TEXT PASSAGE ▸
◆ ◆ ◆ ◆ ◆

A law firm sought relief from the automatic stay so that it could release funds held in its IOLTA account to pay itself fees owed by the debtor. The chapter 7 trustee and a title company creditor objected. The key issue was whether the firm had an attorney’s lien on the funds in its client trust account.
In 2009 the law firm entered into a written contingency fee agreement to represent the debtor with respect to certain claims for a fixed fee of one third of the recovery plus expenses. Eventually the debtor received $312,500 pursuant to a partial settlement.
Before the funds could be distributed a judgment creditor of the debtor demanded that the money be paid to it. The law firm declined, advising that the settlement proceeds were subject to its attorney’s lien, which was senior to the creditor’s claim. Eventually the parties agreed that the firm would hold the settlement proceeds in escrow until the issues were resolved. The firm then placed the funds in its IOLTA account.
In July 2012, the firm released ~$131,600 to itself to pay its one third contingency fee plus expenses (with no objection from the judgment creditor). In May 2017 a title company creditor obtained an injunction against the debtor preventing her from transferring or otherwise disposing of her rights to funds from designated litigation (including the funds held in the IOLTA account) to anyone other than the title company.
At some point along the way the law firm performed additional legal services for the debtor, charging an hourly rate. The debtor never paid the resulting $125,000 bill, but did not dispute it. At the time the debtor filed bankruptcy in May 2018, the remaining settlement proceeds of ~$180,900 remained in the law firm’s trust account.

◆ ◆ ◆ ◆ ◆

DATA SUPPLIED ▸
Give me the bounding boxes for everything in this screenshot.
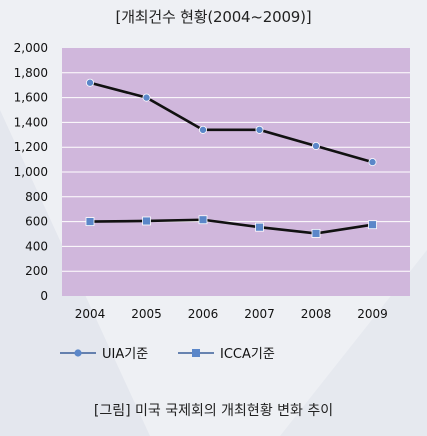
- data-point: [255, 222, 264, 232]
- y-tick-label: 1,200: [14, 140, 48, 154]
- y-tick-label: 0: [40, 289, 48, 303]
- x-axis-ticks: 2004 2005 2006 2007 2008 2009: [75, 307, 388, 321]
- y-tick-label: 200: [25, 264, 48, 278]
- y-tick-label: 1,800: [14, 66, 48, 80]
- series-layer: [85, 78, 377, 238]
- data-point: [311, 228, 321, 238]
- series-line-2: [89, 218, 373, 235]
- series-line-1: [89, 81, 373, 164]
- figure-caption: [그림] 미국 국제회의 개최현황 변화 추이: [93, 403, 334, 419]
- y-tick-label: 2,000: [14, 41, 48, 55]
- legend-label-1: UIA기준: [102, 347, 148, 362]
- x-tick-label: 2006: [188, 307, 219, 321]
- legend-marker-1: [74, 349, 82, 357]
- y-tick-label: 1,000: [14, 165, 48, 179]
- gridlines: [62, 72, 410, 272]
- legend: UIA기준 ICCA기준: [60, 347, 275, 362]
- data-point: [85, 217, 95, 227]
- data-point: [142, 93, 151, 102]
- data-point: [198, 125, 207, 134]
- data-point: [311, 141, 320, 150]
- x-tick-label: 2007: [244, 307, 275, 321]
- data-point: [142, 216, 151, 226]
- x-tick-label: 2005: [131, 307, 162, 321]
- data-point: [86, 78, 95, 87]
- chart-title: [개최건수 현황(2004~2009)]: [115, 8, 312, 26]
- x-tick-label: 2009: [357, 307, 388, 321]
- y-tick-label: 1,400: [14, 115, 48, 129]
- y-tick-label: 1,600: [14, 91, 48, 105]
- x-tick-label: 2004: [75, 307, 106, 321]
- legend-marker-2: [192, 349, 200, 357]
- x-tick-label: 2008: [301, 307, 332, 321]
- y-tick-label: 400: [25, 239, 48, 253]
- y-axis-ticks: 0 200 400 600 800 1,000 1,200 1,400 1,600 1,800 2,…: [14, 41, 48, 303]
- y-tick-label: 600: [25, 215, 48, 229]
- y-tick-label: 800: [25, 190, 48, 204]
- data-point: [198, 215, 208, 225]
- data-point: [255, 125, 264, 134]
- data-point: [368, 158, 377, 167]
- legend-label-2: ICCA기준: [220, 347, 275, 362]
- data-point: [368, 220, 377, 230]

◆ ◆ ◆ ◆ ◆

WHAT THE EXERCISE ASKS ▸ Continue the text on the law firm's lien over funds in its IOLTA account, starting after its last sentence. The records are separate material and are not part of the text on the IOLTA attorney's lien dispute.

WRITTEN ANSWER ▸
The firm moved for relief from the automatic stay to permit it to release settlement funds from its IOLTA account sufficient to pay the outstanding $125,000 bill. It claimed that it had an attorney’s possessory or retaining lien over the funds to secure payment of legal fees. The chapter 7 trustee and the title company creditor objected, arguing that the only lien available to the law firm was a lien to secure its one third contingency. However, that it already been paid in full. So, the firm was just a general unsecured creditor when it came to its hourly fees.
The court started with an overview of attorney’s liens. There are two types of liens: (1) general, possessory or retaining liens, and (2) charging or special liens. A general lien secures the entire balance owed to an attorney, but is dependent on having possession of the funds. In contrast, a charging lien binds a judgment recovered through the attorney’s efforts.
A charging lien is not dependent on possession, but is designed to protect attorneys against “the knavery of their clients, by disabling clients from receiving the fruits of recoveries without paying for the valuable services by which the recoveries were obtained.” Thus, a charging lien is limited to the value of services provided in connection with the applicable action.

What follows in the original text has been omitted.